• What is required:
Write the records out again, precisely as they stand.

--- BEGIN ---

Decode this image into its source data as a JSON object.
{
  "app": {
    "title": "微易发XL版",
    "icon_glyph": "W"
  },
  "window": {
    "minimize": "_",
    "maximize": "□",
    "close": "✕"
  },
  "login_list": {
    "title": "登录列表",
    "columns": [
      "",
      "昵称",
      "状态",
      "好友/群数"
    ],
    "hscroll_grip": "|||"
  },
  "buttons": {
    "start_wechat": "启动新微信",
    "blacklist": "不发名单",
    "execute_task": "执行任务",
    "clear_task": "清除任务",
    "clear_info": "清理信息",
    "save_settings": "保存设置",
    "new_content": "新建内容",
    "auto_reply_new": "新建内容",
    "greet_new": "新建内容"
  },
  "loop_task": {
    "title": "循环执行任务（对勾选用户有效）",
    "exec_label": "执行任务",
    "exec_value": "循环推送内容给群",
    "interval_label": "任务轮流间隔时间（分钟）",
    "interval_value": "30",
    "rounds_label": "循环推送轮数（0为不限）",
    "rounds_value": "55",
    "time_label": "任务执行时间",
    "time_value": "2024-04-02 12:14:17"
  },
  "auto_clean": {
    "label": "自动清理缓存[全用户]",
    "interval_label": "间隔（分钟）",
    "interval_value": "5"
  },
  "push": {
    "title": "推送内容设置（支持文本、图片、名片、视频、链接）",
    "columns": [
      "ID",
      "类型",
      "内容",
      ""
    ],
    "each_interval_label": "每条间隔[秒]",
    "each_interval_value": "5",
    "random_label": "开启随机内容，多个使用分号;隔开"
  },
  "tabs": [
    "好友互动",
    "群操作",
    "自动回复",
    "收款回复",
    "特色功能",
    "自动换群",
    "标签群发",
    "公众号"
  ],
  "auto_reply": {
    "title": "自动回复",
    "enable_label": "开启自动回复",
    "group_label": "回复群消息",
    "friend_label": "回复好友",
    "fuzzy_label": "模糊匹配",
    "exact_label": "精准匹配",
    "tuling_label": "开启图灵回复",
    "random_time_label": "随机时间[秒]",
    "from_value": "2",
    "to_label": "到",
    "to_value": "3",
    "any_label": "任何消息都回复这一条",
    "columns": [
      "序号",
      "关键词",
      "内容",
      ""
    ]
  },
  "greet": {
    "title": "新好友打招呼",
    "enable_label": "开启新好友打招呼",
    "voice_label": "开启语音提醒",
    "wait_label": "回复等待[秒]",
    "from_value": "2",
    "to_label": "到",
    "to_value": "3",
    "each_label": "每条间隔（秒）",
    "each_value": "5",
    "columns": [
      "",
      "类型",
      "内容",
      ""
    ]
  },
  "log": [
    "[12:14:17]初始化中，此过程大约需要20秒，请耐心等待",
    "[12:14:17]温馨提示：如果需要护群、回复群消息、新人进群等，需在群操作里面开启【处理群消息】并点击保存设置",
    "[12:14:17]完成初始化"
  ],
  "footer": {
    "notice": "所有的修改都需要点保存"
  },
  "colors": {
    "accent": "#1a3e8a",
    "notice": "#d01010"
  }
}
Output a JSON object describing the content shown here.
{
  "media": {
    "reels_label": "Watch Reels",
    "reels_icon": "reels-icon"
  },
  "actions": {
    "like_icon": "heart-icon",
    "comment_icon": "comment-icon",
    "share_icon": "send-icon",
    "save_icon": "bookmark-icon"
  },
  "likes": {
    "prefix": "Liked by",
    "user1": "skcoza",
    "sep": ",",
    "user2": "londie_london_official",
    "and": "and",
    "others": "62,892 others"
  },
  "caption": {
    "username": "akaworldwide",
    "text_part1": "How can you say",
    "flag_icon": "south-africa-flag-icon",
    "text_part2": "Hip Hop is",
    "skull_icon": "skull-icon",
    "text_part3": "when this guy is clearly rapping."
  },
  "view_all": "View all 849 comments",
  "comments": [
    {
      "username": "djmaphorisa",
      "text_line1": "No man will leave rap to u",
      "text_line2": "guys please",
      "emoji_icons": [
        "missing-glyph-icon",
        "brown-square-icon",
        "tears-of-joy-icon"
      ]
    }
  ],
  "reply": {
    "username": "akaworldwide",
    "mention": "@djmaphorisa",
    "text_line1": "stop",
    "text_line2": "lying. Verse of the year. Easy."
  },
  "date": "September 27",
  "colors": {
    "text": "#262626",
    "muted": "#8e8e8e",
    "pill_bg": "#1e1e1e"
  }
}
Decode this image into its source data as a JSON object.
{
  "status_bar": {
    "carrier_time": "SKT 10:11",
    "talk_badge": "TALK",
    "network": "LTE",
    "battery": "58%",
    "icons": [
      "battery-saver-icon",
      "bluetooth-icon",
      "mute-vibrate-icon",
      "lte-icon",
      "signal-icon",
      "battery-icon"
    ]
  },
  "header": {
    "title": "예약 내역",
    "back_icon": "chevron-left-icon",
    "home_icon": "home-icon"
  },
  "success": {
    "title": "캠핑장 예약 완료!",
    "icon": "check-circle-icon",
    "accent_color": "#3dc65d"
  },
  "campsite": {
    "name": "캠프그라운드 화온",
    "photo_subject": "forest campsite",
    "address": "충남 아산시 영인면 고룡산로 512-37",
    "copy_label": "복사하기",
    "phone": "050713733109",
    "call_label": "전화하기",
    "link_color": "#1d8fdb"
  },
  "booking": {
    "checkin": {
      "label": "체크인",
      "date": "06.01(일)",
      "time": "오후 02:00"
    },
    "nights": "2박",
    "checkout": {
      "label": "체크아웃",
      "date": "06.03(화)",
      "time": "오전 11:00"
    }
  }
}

--- END ---

• Final answer:
Decode this image into its source data as a JSON object.
{
  "app": {
    "title": "微易发XL版",
    "icon_glyph": "W"
  },
  "window": {
    "minimize": "_",
    "maximize": "□",
    "close": "✕"
  },
  "login_list": {
    "title": "登录列表",
    "columns": [
      "",
      "昵称",
      "状态",
      "好友/群数"
    ],
    "hscroll_grip": "|||"
  },
  "buttons": {
    "start_wechat": "启动新微信",
    "blacklist": "不发名单",
    "execute_task": "执行任务",
    "clear_task": "清除任务",
    "clear_info": "清理信息",
    "save_settings": "保存设置",
    "new_content": "新建内容",
    "auto_reply_new": "新建内容",
    "greet_new": "新建内容"
  },
  "loop_task": {
    "title": "循环执行任务（对勾选用户有效）",
    "exec_label": "执行任务",
    "exec_value": "循环推送内容给群",
    "interval_label": "任务轮流间隔时间（分钟）",
    "interval_value": "30",
    "rounds_label": "循环推送轮数（0为不限）",
    "rounds_value": "55",
    "time_label": "任务执行时间",
    "time_value": "2024-04-02 12:14:17"
  },
  "auto_clean": {
    "label": "自动清理缓存[全用户]",
    "interval_label": "间隔（分钟）",
    "interval_value": "5"
  },
  "push": {
    "title": "推送内容设置（支持文本、图片、名片、视频、链接）",
    "columns": [
      "ID",
      "类型",
      "内容",
      ""
    ],
    "each_interval_label": "每条间隔[秒]",
    "each_interval_value": "5",
    "random_label": "开启随机内容，多个使用分号;隔开"
  },
  "tabs": [
    "好友互动",
    "群操作",
    "自动回复",
    "收款回复",
    "特色功能",
    "自动换群",
    "标签群发",
    "公众号"
  ],
  "auto_reply": {
    "title": "自动回复",
    "enable_label": "开启自动回复",
    "group_label": "回复群消息",
    "friend_label": "回复好友",
    "fuzzy_label": "模糊匹配",
    "exact_label": "精准匹配",
    "tuling_label": "开启图灵回复",
    "random_time_label": "随机时间[秒]",
    "from_value": "2",
    "to_label": "到",
    "to_value": "3",
    "any_label": "任何消息都回复这一条",
    "columns": [
      "序号",
      "关键词",
      "内容",
      ""
    ]
  },
  "greet": {
    "title": "新好友打招呼",
    "enable_label": "开启新好友打招呼",
    "voice_label": "开启语音提醒",
    "wait_label": "回复等待[秒]",
    "from_value": "2",
    "to_label": "到",
    "to_value": "3",
    "each_label": "每条间隔（秒）",
    "each_value": "5",
    "columns": [
      "",
      "类型",
      "内容",
      ""
    ]
  },
  "log": [
    "[12:14:17]初始化中，此过程大约需要20秒，请耐心等待",
    "[12:14:17]温馨提示：如果需要护群、回复群消息、新人进群等，需在群操作里面开启【处理群消息】并点击保存设置",
    "[12:14:17]完成初始化"
  ],
  "footer": {
    "notice": "所有的修改都需要点保存"
  },
  "colors": {
    "accent": "#1a3e8a",
    "notice": "#d01010"
  }
}
Output a JSON object describing the content shown here.
{
  "media": {
    "reels_label": "Watch Reels",
    "reels_icon": "reels-icon"
  },
  "actions": {
    "like_icon": "heart-icon",
    "comment_icon": "comment-icon",
    "share_icon": "send-icon",
    "save_icon": "bookmark-icon"
  },
  "likes": {
    "prefix": "Liked by",
    "user1": "skcoza",
    "sep": ",",
    "user2": "londie_london_official",
    "and": "and",
    "others": "62,892 others"
  },
  "caption": {
    "username": "akaworldwide",
    "text_part1": "How can you say",
    "flag_icon": "south-africa-flag-icon",
    "text_part2": "Hip Hop is",
    "skull_icon": "skull-icon",
    "text_part3": "when this guy is clearly rapping."
  },
  "view_all": "View all 849 comments",
  "comments": [
    {
      "username": "djmaphorisa",
      "text_line1": "No man will leave rap to u",
      "text_line2": "guys please",
      "emoji_icons": [
        "missing-glyph-icon",
        "brown-square-icon",
        "tears-of-joy-icon"
      ]
    }
  ],
  "reply": {
    "username": "akaworldwide",
    "mention": "@djmaphorisa",
    "text_line1": "stop",
    "text_line2": "lying. Verse of the year. Easy."
  },
  "date": "September 27",
  "colors": {
    "text": "#262626",
    "muted": "#8e8e8e",
    "pill_bg": "#1e1e1e"
  }
}
Decode this image into its source data as a JSON object.
{
  "status_bar": {
    "carrier_time": "SKT 10:11",
    "talk_badge": "TALK",
    "network": "LTE",
    "battery": "58%",
    "icons": [
      "battery-saver-icon",
      "bluetooth-icon",
      "mute-vibrate-icon",
      "lte-icon",
      "signal-icon",
      "battery-icon"
    ]
  },
  "header": {
    "title": "예약 내역",
    "back_icon": "chevron-left-icon",
    "home_icon": "home-icon"
  },
  "success": {
    "title": "캠핑장 예약 완료!",
    "icon": "check-circle-icon",
    "accent_color": "#3dc65d"
  },
  "campsite": {
    "name": "캠프그라운드 화온",
    "photo_subject": "forest campsite",
    "address": "충남 아산시 영인면 고룡산로 512-37",
    "copy_label": "복사하기",
    "phone": "050713733109",
    "call_label": "전화하기",
    "link_color": "#1d8fdb"
  },
  "booking": {
    "checkin": {
      "label": "체크인",
      "date": "06.01(일)",
      "time": "오후 02:00"
    },
    "nights": "2박",
    "checkout": {
      "label": "체크아웃",
      "date": "06.03(화)",
      "time": "오전 11:00"
    }
  }
}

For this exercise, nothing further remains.